Cela fait bien longtemps qu’on ne doute plus de la maturité scénaristique d’Alex Garland, qui avec 28 jours plus tard, Sunshine, Never Let Me Go et Dredd, s’est imposé comme l’un des auteurs de science-fiction cinématographique les plus intéressants de sa génération, en développant au sein d’univers concrets des concepts forts, une violence souvent sans concession et un vrai questionnement sur l’humain. Sa maturité de cinéaste restait à prouver… et elle l’est dès ce premier long, où Garland et son chef-opérateur Rob Hardy (Boy A, Shadow Dancer) choisissent de se reposer avant tout sur le cadrage (voir comment les positions des personnages dans l’image évoluent au rythme de leurs rapports dominant/dominé), les décors et les thématiques du récit (les superpositions de matière illustrent l’opacité ou l’enfermement mental des protagonistes) pour façonner leur mise en scène. Classieux sans être pédant, lent sans être assommant, Ex_Machina adopte un langage visuel dont la sobriété et le classicisme n’éloignent jamais le spectateur de l’essentiel : l’histoire. Une posture logique pour un scénariste chevronné. 

De fait, Ex_Machina aborde le sujet de l’intelligence artificielle sur un ton faussement mineur. De même que le film est parsemé de surfaces réfléchissantes qui séparent les personnages ou leur renvoient leur propre dualité, la synthétique Ava, dont le niveau de conscience est censé être jugé par deux êtres de chair et de sang, est en fait le miroir qui fera rejaillir sur ces derniers leur propre manque d’humanité, l’un péchant par orgueil, l’autre par convoitise. Par conséquent, si Caleb et Nathan ne peuvent s’empêcher de révéler les failles béantes de leur personnalité au contact d’Ava, celle-ci n’est-elle pas la plus éligible au statut d’être pensant ? La machine n’a plus à démontrer son humanité puisque les humains, incapables de réfréner leurs pulsions animales, se montrent in fine moinssensibles que la machine. Une inversion des valeurs qui bouleverse, sans tambour ni trompette, les notions habituelles d’une thématique science-fictionnelle classique, tout en lui apportant une dimension sociétale non négligeable – en créant uniquement des androïdes féminins fortement sexués, Nathan personnifie leregard biaisé que l’homme porte sur la femme –, qui ferait presque du film une relecture féministe d’Une créature de rêve de John Hughes ! D’autant que Garland prend bien soin de conserver une approche concrète de son sujet en évacuant d’emblée de son récit le ronronnant concept du « scientifique-qui-se-prend-pour-Dieu », notamment via un titre on ne peut plus clair (issu de la locution latine « deux ex machina », soit « dieu issu de la machine » ; l’élément divin étant ici clairement éliminé de l’équation, il ne reste que l’humain).

▶ _Consigne_
D'après l'extrait, quels films ont imposé Alex Garland comme l'un des auteurs de science-fiction cinématographique les plus intéressants de sa génération ?

▶ _Entrées de données_
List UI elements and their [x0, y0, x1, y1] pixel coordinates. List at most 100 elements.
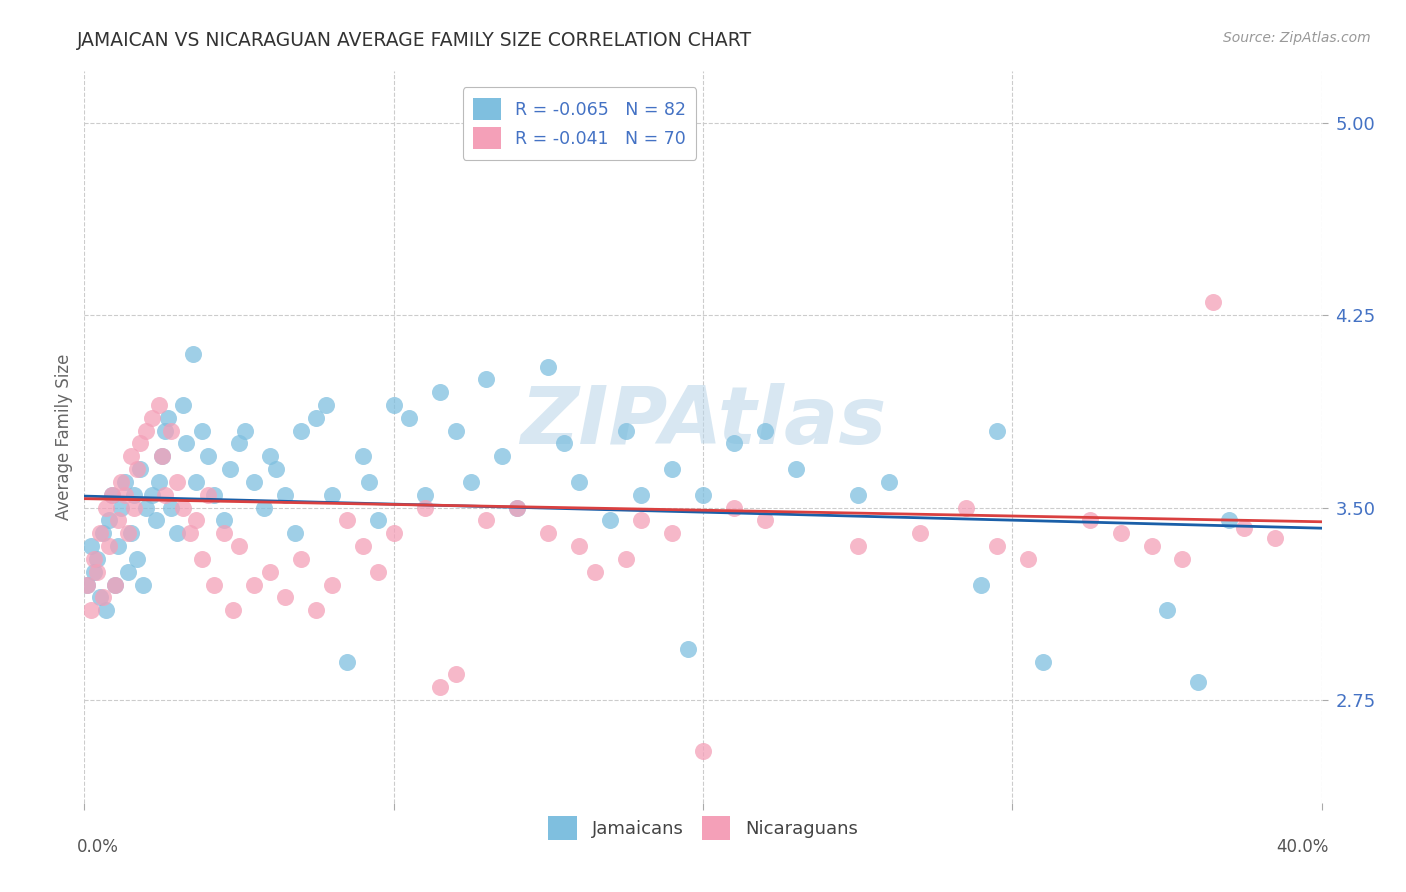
- Point: [202, 577, 225, 591]
- Point: [846, 488, 869, 502]
- Point: [1109, 526, 1132, 541]
- Point: [877, 475, 900, 489]
- Text: 0.0%: 0.0%: [77, 838, 120, 856]
- Point: [259, 450, 281, 464]
- Point: [89, 526, 111, 541]
- Point: [367, 514, 389, 528]
- Point: [970, 577, 993, 591]
- Point: [212, 514, 235, 528]
- Point: [321, 577, 343, 591]
- Point: [491, 450, 513, 464]
- Point: [94, 603, 117, 617]
- Point: [228, 539, 250, 553]
- Y-axis label: Average Family Size: Average Family Size: [55, 354, 73, 520]
- Point: [1032, 655, 1054, 669]
- Point: [723, 436, 745, 450]
- Point: [191, 424, 214, 438]
- Point: [76, 577, 98, 591]
- Point: [986, 424, 1008, 438]
- Point: [382, 526, 405, 541]
- Point: [148, 475, 170, 489]
- Point: [150, 450, 173, 464]
- Point: [274, 591, 297, 605]
- Point: [83, 552, 105, 566]
- Point: [336, 655, 359, 669]
- Point: [352, 539, 374, 553]
- Point: [86, 565, 108, 579]
- Point: [181, 346, 204, 360]
- Point: [184, 475, 207, 489]
- Point: [104, 577, 127, 591]
- Point: [243, 475, 266, 489]
- Point: [290, 552, 312, 566]
- Point: [444, 424, 467, 438]
- Point: [1187, 675, 1209, 690]
- Point: [506, 500, 529, 515]
- Point: [110, 475, 132, 489]
- Point: [135, 500, 157, 515]
- Point: [104, 577, 127, 591]
- Point: [614, 552, 637, 566]
- Point: [692, 744, 714, 758]
- Point: [444, 667, 467, 681]
- Point: [754, 424, 776, 438]
- Point: [212, 526, 235, 541]
- Point: [367, 565, 389, 579]
- Point: [135, 424, 157, 438]
- Point: [129, 436, 152, 450]
- Point: [153, 424, 176, 438]
- Point: [107, 514, 129, 528]
- Point: [222, 603, 245, 617]
- Point: [172, 398, 194, 412]
- Point: [1202, 295, 1225, 310]
- Point: [785, 462, 807, 476]
- Point: [1017, 552, 1039, 566]
- Point: [305, 410, 328, 425]
- Point: [336, 514, 359, 528]
- Point: [305, 603, 328, 617]
- Point: [132, 577, 155, 591]
- Point: [79, 603, 101, 617]
- Point: [1264, 532, 1286, 546]
- Point: [460, 475, 482, 489]
- Point: [176, 436, 198, 450]
- Point: [141, 410, 163, 425]
- Point: [94, 500, 117, 515]
- Point: [583, 565, 606, 579]
- Text: Source: ZipAtlas.com: Source: ZipAtlas.com: [1223, 31, 1371, 45]
- Point: [145, 514, 167, 528]
- Point: [1233, 521, 1256, 535]
- Point: [284, 526, 307, 541]
- Text: 40.0%: 40.0%: [1277, 838, 1329, 856]
- Point: [76, 577, 98, 591]
- Point: [110, 500, 132, 515]
- Point: [120, 526, 142, 541]
- Point: [259, 565, 281, 579]
- Point: [274, 488, 297, 502]
- Point: [98, 514, 121, 528]
- Point: [253, 500, 276, 515]
- Point: [101, 488, 124, 502]
- Point: [908, 526, 931, 541]
- Point: [661, 526, 683, 541]
- Point: [475, 514, 498, 528]
- Point: [723, 500, 745, 515]
- Point: [89, 591, 111, 605]
- Point: [101, 488, 124, 502]
- Point: [141, 488, 163, 502]
- Point: [166, 475, 188, 489]
- Point: [599, 514, 621, 528]
- Point: [1156, 603, 1178, 617]
- Point: [91, 526, 114, 541]
- Point: [114, 475, 136, 489]
- Point: [107, 539, 129, 553]
- Point: [1218, 514, 1240, 528]
- Point: [413, 488, 436, 502]
- Point: [172, 500, 194, 515]
- Point: [197, 450, 219, 464]
- Point: [630, 514, 652, 528]
- Point: [202, 488, 225, 502]
- Point: [129, 462, 152, 476]
- Point: [160, 424, 183, 438]
- Point: [122, 488, 145, 502]
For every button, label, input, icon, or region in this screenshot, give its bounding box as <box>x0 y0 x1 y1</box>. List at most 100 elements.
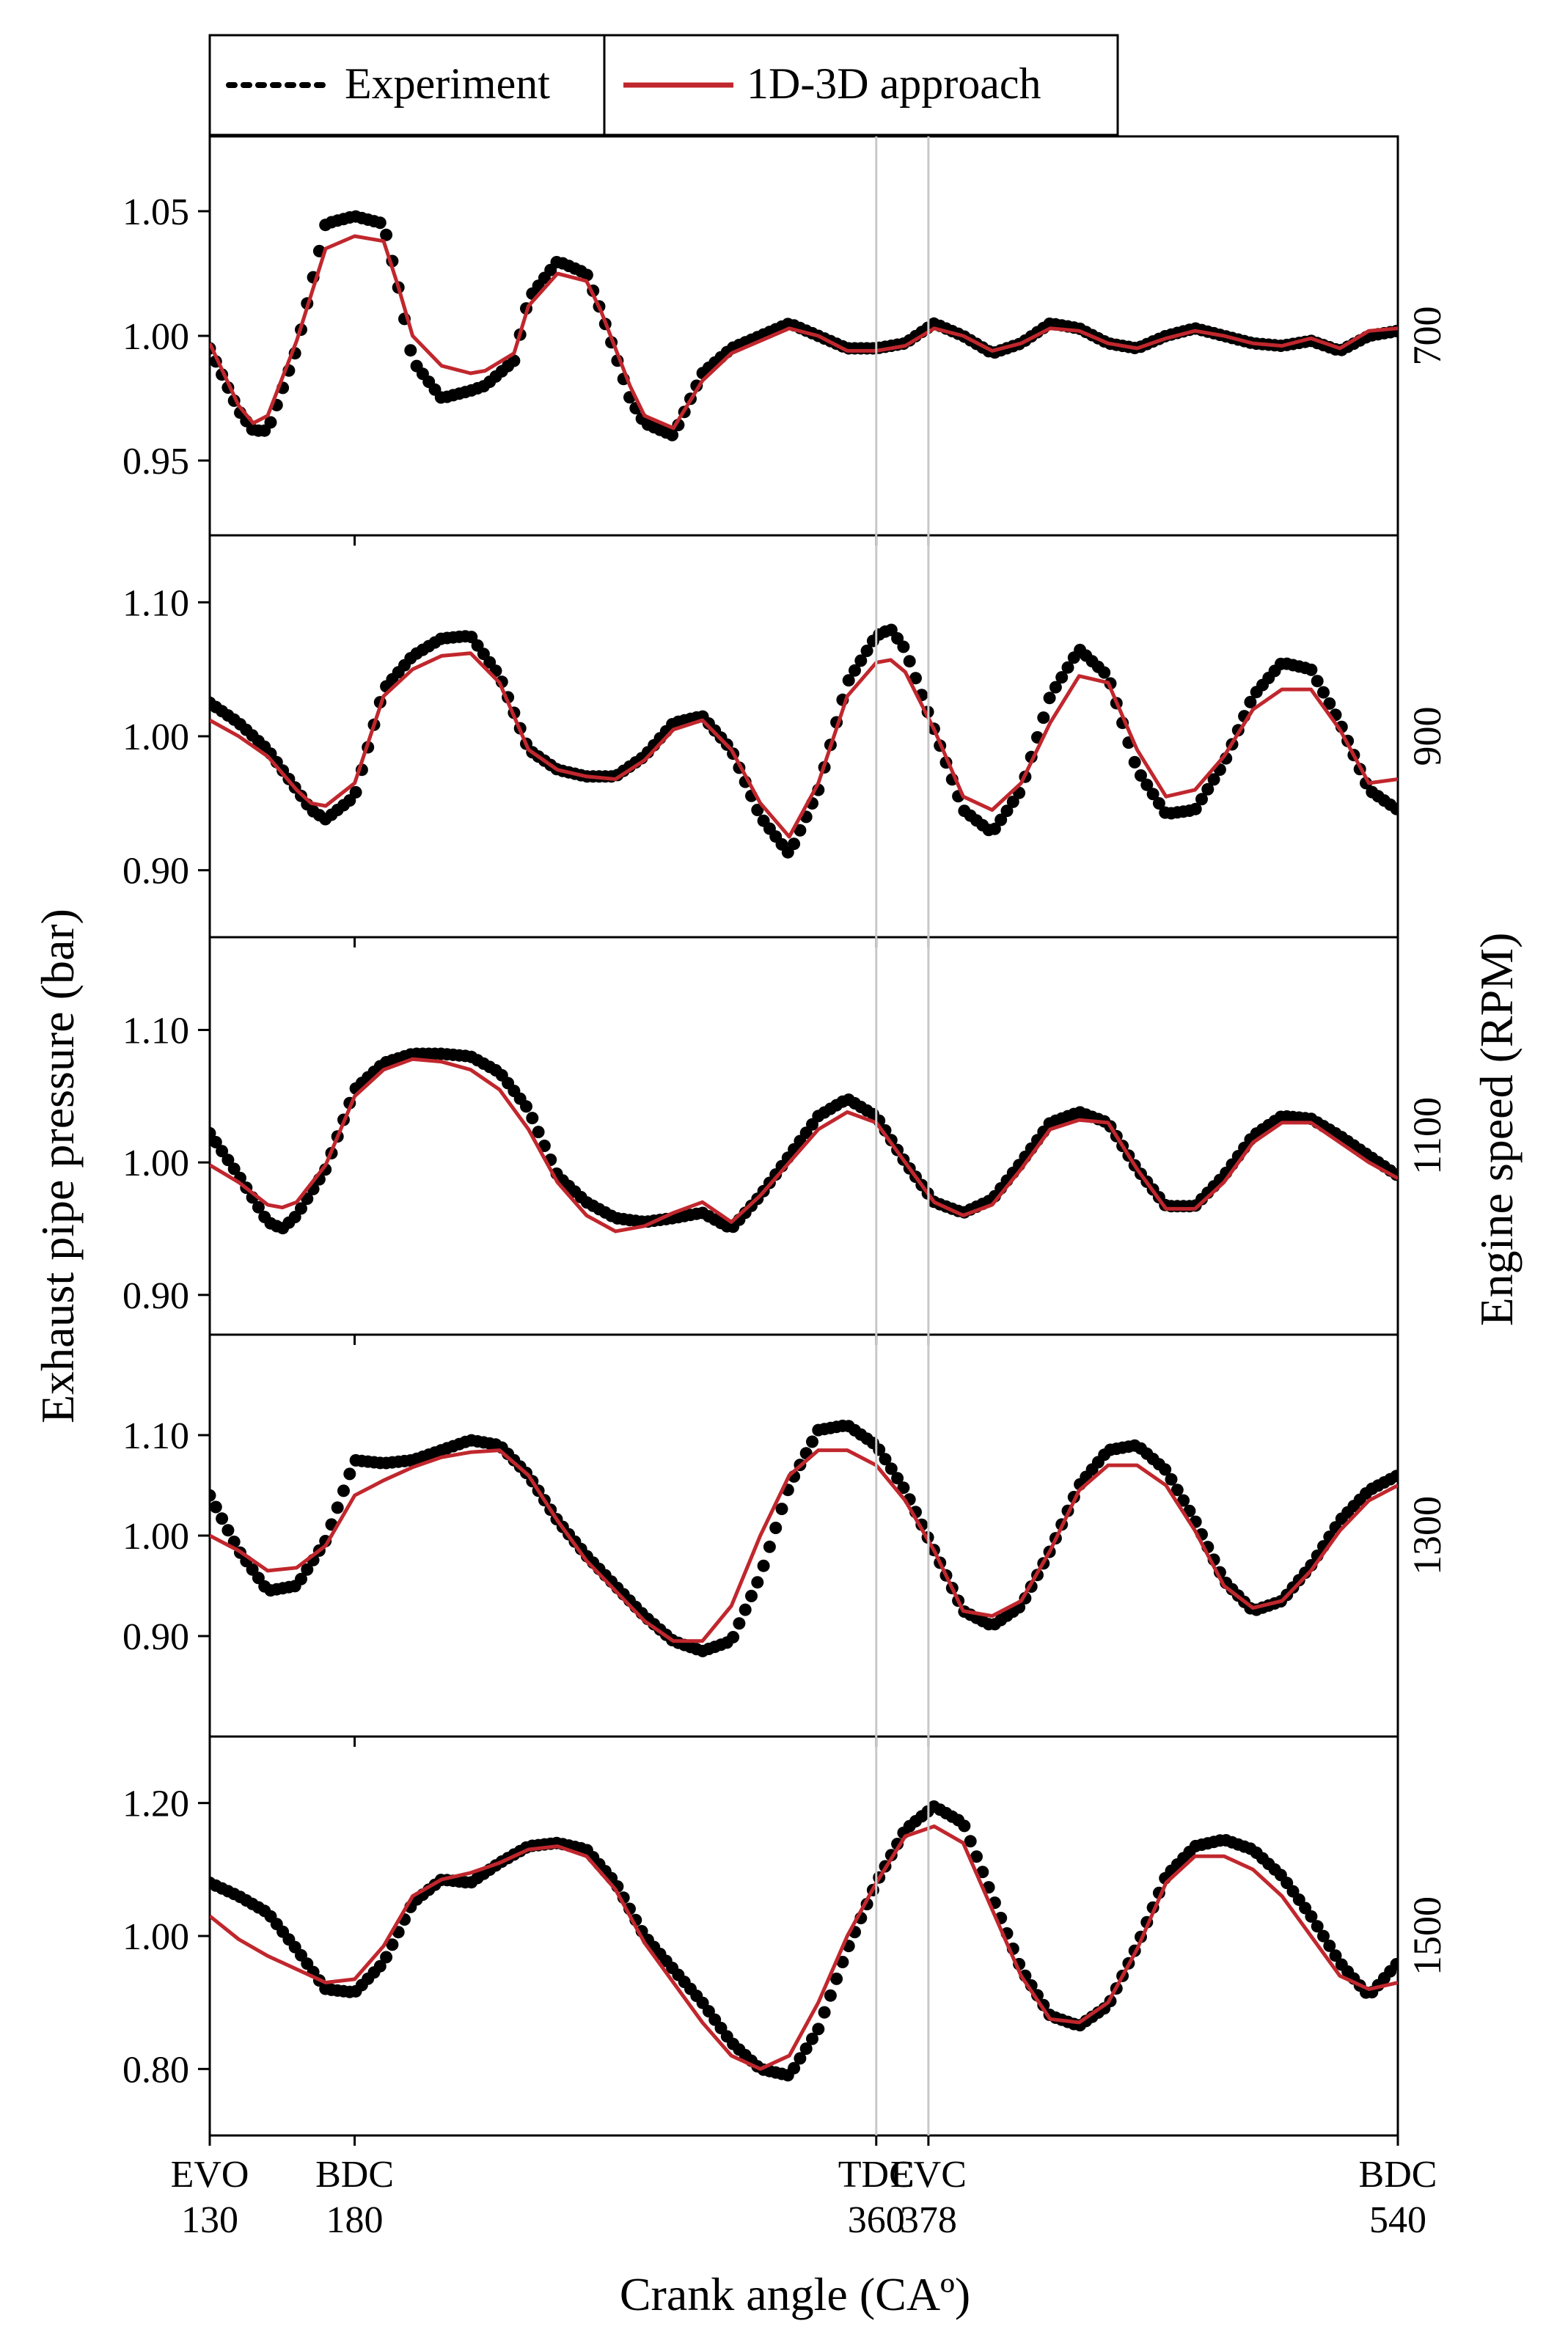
x-tick-label-value: 378 <box>900 2199 957 2241</box>
experiment-point <box>264 416 277 429</box>
experiment-point <box>331 1501 344 1514</box>
y-tick-label: 1.00 <box>122 1143 189 1184</box>
x-tick-label-value: 540 <box>1369 2199 1426 2241</box>
experiment-point <box>1135 769 1147 782</box>
experiment-point <box>210 1489 216 1502</box>
experiment-point <box>1329 1949 1342 1962</box>
speed-label-1300: 1300 <box>1405 1496 1449 1575</box>
experiment-point <box>349 785 362 799</box>
experiment-point <box>252 1200 265 1214</box>
experiment-point <box>745 1589 758 1602</box>
experiment-point <box>216 1145 229 1158</box>
experiment-point <box>727 1631 740 1643</box>
experiment-point <box>806 1435 818 1448</box>
y-axis-title: Exhaust pipe pressure (bar) <box>32 909 84 1423</box>
panel-frame <box>208 534 1399 939</box>
experiment-point <box>897 1481 910 1495</box>
experiment-series-1100 <box>210 1047 1398 1235</box>
x-tick-label-name: EVO <box>171 2154 249 2196</box>
simulation-series-700 <box>210 234 1398 430</box>
experiment-point <box>1043 692 1056 705</box>
x-tick-label-value: 180 <box>326 2199 384 2241</box>
experiment-point <box>751 804 764 816</box>
y-tick-label: 0.90 <box>122 1616 189 1658</box>
experiment-point <box>373 1959 386 1973</box>
experiment-point <box>1201 782 1215 796</box>
simulation-series-1300 <box>210 1448 1398 1643</box>
experiment-point <box>988 822 1001 835</box>
experiment-point <box>1170 1484 1184 1497</box>
experiment-point <box>836 1956 849 1968</box>
panel-1300: 0.90 1.00 1.10 1300 <box>122 1333 1449 1747</box>
experiment-point <box>897 640 910 653</box>
experiment-point <box>1207 773 1220 786</box>
y-tick-label: 1.00 <box>122 1916 189 1958</box>
experiment-point <box>1037 711 1050 725</box>
experiment-point <box>818 2006 831 2019</box>
experiment-point <box>1146 788 1159 801</box>
y-tick-label: 1.10 <box>122 1010 189 1052</box>
experiment-point <box>751 1576 764 1589</box>
experiment-point <box>404 344 417 357</box>
legend-label-simulation: 1D-3D approach <box>747 59 1041 108</box>
experiment-point <box>1152 797 1165 810</box>
speed-label-1100: 1100 <box>1405 1097 1449 1175</box>
simulation-series-1100 <box>210 1057 1398 1233</box>
experiment-series-900 <box>210 623 1398 859</box>
x-axis-title: Crank angle (CAº) <box>620 2268 970 2320</box>
experiment-point <box>1165 1473 1178 1486</box>
x-tick-label-value: 130 <box>181 2199 238 2241</box>
experiment-point <box>794 824 807 837</box>
experiment-point <box>227 1162 241 1176</box>
experiment-series-1500 <box>210 1800 1398 2082</box>
y-tick-label: 1.00 <box>122 316 189 358</box>
experiment-point <box>1305 663 1318 676</box>
y-tick-label: 0.95 <box>122 441 189 483</box>
experiment-point <box>210 1500 222 1514</box>
experiment-point <box>1390 1958 1398 1970</box>
experiment-point <box>526 1112 539 1125</box>
experiment-point <box>1055 671 1069 684</box>
y-tick-label: 0.80 <box>122 2049 189 2091</box>
experiment-point <box>1049 681 1062 694</box>
experiment-point <box>830 1972 843 1985</box>
experiment-point <box>1305 1910 1318 1923</box>
experiment-point <box>775 1503 788 1516</box>
experiment-point <box>1311 675 1324 688</box>
experiment-point <box>788 837 801 851</box>
speed-label-700: 700 <box>1405 307 1449 366</box>
speed-label-1500: 1500 <box>1405 1896 1449 1976</box>
experiment-point <box>739 1603 752 1616</box>
experiment-point <box>221 1154 235 1167</box>
panel-900: 0.90 1.00 1.10 900 <box>122 534 1449 947</box>
y-tick-label: 0.90 <box>122 851 189 892</box>
experiment-point <box>380 1951 393 1964</box>
experiment-point <box>1390 802 1398 815</box>
x-tick-label-name: BDC <box>315 2154 394 2196</box>
experiment-point <box>964 1835 977 1848</box>
experiment-point <box>903 655 916 668</box>
experiment-point <box>216 1512 229 1525</box>
experiment-point <box>1140 778 1154 791</box>
experiment-point <box>970 1850 983 1863</box>
experiment-point <box>849 664 861 677</box>
experiment-point <box>386 1938 399 1951</box>
experiment-point <box>295 1572 307 1585</box>
experiment-point <box>1128 755 1141 769</box>
experiment-point <box>799 2042 813 2056</box>
experiment-point <box>1317 686 1330 699</box>
experiment-point <box>295 1202 307 1215</box>
experiment-point <box>532 1126 545 1139</box>
y-tick-label: 1.00 <box>122 1516 189 1558</box>
experiment-point <box>1000 804 1014 818</box>
experiment-point <box>879 1453 892 1466</box>
legend: Experiment 1D-3D approach <box>208 34 1119 136</box>
experiment-point <box>1311 1920 1324 1933</box>
experiment-point <box>769 1522 783 1534</box>
simulation-series-1500 <box>210 1824 1398 2071</box>
panel-1100: 0.90 1.00 1.10 1100 <box>122 936 1449 1345</box>
experiment-point <box>380 228 393 241</box>
y-tick-label: 1.20 <box>122 1783 189 1825</box>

▶ _Résultat obtenu_
28 jours plus tard, Sunshine, Never Let Me Go, Dredd